____ SUPPLIED TEXT

From 549bf8bc4309aadb30530a181fa1933bced2c9a7 Mon Sep 17 00:00:00 2001
From: Danish Arora <35004822+danisharora099@users.noreply.github.com>
Date: Tue, 7 Apr 2026 13:14:32 +0530
Subject: [PATCH 3/3] fix(nix): fetch git submodules automatically via
 inputs.self (#3738)
MIME-Version: 1.0
Content-Type: text/plain; charset=UTF-8
Content-Transfer-Encoding: 8bit

The Nix build fails when consumers use `nix build github:logos-messaging/logos-delivery#liblogosdelivery`
without appending `?submodules=1` — vendor/nimbus-build-system is missing,
causing patchShebangs and substituteInPlace to fail.

Two fixes:
1. Add `inputs.self.submodules = true` to flake.nix (Nix >= 2.27) so
   submodules are fetched automatically without requiring callers to
   pass `?submodules=1`.

________
____ PROVIDED RECORDS

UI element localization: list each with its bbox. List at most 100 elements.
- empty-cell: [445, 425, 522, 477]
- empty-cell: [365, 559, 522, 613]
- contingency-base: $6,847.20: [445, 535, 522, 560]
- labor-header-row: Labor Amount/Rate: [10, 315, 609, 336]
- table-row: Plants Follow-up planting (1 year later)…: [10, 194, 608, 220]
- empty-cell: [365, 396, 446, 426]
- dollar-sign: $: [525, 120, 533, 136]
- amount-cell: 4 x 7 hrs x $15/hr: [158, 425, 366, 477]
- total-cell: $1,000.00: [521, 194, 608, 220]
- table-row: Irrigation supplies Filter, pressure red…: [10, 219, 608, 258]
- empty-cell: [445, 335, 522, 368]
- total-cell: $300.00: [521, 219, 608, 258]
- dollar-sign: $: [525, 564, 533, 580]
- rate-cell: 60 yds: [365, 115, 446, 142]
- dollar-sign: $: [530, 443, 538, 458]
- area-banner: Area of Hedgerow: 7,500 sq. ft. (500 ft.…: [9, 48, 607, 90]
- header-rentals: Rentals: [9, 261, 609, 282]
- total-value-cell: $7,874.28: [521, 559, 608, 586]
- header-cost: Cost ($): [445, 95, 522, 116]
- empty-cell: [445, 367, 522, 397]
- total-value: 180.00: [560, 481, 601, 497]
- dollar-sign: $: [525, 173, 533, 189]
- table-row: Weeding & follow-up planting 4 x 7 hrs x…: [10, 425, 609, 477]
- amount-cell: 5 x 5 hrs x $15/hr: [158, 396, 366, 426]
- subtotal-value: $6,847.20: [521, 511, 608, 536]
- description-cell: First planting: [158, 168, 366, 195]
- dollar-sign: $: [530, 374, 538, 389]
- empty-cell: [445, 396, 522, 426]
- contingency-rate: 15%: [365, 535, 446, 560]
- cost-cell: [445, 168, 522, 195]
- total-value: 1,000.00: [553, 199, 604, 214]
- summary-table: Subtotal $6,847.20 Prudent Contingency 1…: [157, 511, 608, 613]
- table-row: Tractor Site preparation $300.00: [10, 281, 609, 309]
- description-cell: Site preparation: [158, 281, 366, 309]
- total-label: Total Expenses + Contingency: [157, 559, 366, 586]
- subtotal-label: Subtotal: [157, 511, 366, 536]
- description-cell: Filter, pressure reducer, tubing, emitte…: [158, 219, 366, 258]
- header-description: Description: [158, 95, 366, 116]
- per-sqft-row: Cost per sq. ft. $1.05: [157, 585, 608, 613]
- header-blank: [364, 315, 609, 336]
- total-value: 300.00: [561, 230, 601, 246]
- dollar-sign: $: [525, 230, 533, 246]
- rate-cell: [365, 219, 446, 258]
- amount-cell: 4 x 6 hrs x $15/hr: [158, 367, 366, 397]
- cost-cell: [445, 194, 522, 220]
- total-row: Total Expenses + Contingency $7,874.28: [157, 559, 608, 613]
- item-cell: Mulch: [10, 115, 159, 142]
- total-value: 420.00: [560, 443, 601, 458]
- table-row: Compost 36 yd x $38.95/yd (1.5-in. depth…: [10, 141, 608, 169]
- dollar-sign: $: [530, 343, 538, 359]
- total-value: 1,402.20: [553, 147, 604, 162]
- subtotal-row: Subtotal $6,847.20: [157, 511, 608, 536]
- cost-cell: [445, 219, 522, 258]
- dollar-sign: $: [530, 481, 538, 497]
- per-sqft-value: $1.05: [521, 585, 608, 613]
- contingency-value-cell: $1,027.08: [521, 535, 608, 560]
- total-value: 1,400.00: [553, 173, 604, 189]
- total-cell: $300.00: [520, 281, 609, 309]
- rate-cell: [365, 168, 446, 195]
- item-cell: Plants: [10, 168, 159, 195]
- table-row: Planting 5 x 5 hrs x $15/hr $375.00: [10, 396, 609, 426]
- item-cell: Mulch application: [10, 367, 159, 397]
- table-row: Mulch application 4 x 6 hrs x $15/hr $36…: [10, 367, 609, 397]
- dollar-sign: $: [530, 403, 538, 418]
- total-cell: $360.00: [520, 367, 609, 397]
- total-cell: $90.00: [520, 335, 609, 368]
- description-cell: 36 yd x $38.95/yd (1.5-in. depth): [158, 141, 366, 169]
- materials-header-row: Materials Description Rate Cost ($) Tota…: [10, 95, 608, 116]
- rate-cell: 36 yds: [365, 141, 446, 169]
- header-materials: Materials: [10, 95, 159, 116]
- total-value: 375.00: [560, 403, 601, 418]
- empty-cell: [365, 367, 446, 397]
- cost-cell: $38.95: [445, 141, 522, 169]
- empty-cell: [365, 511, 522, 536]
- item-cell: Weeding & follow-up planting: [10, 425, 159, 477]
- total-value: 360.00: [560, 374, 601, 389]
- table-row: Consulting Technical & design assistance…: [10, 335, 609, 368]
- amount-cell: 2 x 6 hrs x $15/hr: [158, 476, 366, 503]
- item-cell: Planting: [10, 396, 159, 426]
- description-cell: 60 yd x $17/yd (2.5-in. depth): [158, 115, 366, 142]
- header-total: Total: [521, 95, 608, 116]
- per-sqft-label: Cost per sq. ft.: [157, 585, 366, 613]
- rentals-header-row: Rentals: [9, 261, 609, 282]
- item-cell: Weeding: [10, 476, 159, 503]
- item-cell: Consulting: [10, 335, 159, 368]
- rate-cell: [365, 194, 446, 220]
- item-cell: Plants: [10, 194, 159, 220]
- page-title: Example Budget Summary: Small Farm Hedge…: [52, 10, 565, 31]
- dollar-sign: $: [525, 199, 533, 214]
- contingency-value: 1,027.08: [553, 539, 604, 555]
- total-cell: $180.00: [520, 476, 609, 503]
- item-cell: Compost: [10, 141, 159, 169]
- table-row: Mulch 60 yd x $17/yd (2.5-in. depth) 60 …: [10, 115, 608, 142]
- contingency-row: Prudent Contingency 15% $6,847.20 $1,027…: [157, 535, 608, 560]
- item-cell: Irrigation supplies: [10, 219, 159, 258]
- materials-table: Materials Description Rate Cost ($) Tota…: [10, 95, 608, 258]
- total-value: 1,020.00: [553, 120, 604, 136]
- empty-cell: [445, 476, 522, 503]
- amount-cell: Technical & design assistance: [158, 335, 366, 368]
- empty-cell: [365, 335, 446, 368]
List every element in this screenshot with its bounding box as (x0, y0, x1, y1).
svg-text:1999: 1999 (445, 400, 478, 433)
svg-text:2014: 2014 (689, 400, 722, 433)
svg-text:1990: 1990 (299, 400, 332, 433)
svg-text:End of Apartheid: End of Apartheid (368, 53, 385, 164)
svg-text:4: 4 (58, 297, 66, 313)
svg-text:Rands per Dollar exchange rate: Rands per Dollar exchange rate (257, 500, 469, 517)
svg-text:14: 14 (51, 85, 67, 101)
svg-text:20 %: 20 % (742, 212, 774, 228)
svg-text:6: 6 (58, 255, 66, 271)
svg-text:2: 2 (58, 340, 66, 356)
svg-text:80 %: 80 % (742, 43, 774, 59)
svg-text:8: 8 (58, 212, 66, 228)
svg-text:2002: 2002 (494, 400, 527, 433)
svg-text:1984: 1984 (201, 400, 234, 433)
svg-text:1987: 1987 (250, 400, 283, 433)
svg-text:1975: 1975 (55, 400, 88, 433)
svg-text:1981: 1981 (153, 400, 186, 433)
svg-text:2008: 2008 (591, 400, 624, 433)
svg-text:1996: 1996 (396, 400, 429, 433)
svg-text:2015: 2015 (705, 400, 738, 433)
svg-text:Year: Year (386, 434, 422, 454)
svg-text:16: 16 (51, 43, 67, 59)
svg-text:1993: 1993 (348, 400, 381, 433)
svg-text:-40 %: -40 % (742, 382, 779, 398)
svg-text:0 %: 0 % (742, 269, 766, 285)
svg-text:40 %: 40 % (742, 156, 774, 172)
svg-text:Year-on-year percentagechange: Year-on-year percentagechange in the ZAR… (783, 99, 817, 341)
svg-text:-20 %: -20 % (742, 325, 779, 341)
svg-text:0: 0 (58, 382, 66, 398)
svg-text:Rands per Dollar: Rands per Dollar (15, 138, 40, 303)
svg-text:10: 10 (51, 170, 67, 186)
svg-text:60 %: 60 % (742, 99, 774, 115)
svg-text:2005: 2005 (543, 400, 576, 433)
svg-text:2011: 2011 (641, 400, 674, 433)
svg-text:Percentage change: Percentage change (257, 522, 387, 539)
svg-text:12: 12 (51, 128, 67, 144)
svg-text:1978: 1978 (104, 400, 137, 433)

________

◆ TO-DO LIST ◆
(a) Answer these questions from the Nix patch text, one line each:
(i) Who is named as the sender of the patch?
(ii) Which directory goes missing when the build is run without the submodules option?
(iii) What Nix version does the first fix require?
(b) Continue the Nix patch text, starting after its final sentence.
The listings are separate material and have no connection to the Nix patch text.

◆ RESPONSES TO THE TASKS ◆
(a)
(i) Danish Arora
(ii) vendor/nimbus-build-system
(iii) Nix 2.27 or later

(b)
2. Fix the assertion in nix/default.nix: `(src.submodules or true)`
   always evaluates to true, silently masking the missing-submodules
   error. Changed to `builtins.pathExists` check on the actual
   submodule directory so it fails with a helpful message when
   submodules are genuinely absent.
---
 flake.nix       | 4 ++++
 nix/default.nix | 2 +-
 2 files changed, 5 insertions(+), 1 deletion(-)

diff --git a/flake.nix b/flake.nix
index ee24c8f13..13ca5e618 100644
--- a/flake.nix
+++ b/flake.nix
@@ -7,6 +7,10 @@
   };
 
   inputs = {
+    # Ensure Nix fetches git submodules (vendor/*) when evaluating this flake.
+    # Requires Nix >= 2.27.  Consumers no longer need '?submodules=1' in the URL.
+    self.submodules = true;
+
     # We are pinning the commit because ultimately we want to use same commit across different projects.
     # A commit from nixpkgs 24.11 release : https://github.com/NixOS/nixpkgs/tree/release-24.11
     nixpkgs.url = "github:NixOS/nixpkgs/0ef228213045d2cdb5a169a95d63ded38670b293";
diff --git a/nix/default.nix b/nix/default.nix
index 7df58df60..816d0aed8 100644
--- a/nix/default.nix
+++ b/nix/default.nix
@@ -12,7 +12,7 @@
   zerokitRln,
 }:
 
-assert pkgs.lib.assertMsg ((src.submodules or true) == true)
+assert pkgs.lib.assertMsg (builtins.pathExists "${src}/vendor/nimbus-build-system/scripts")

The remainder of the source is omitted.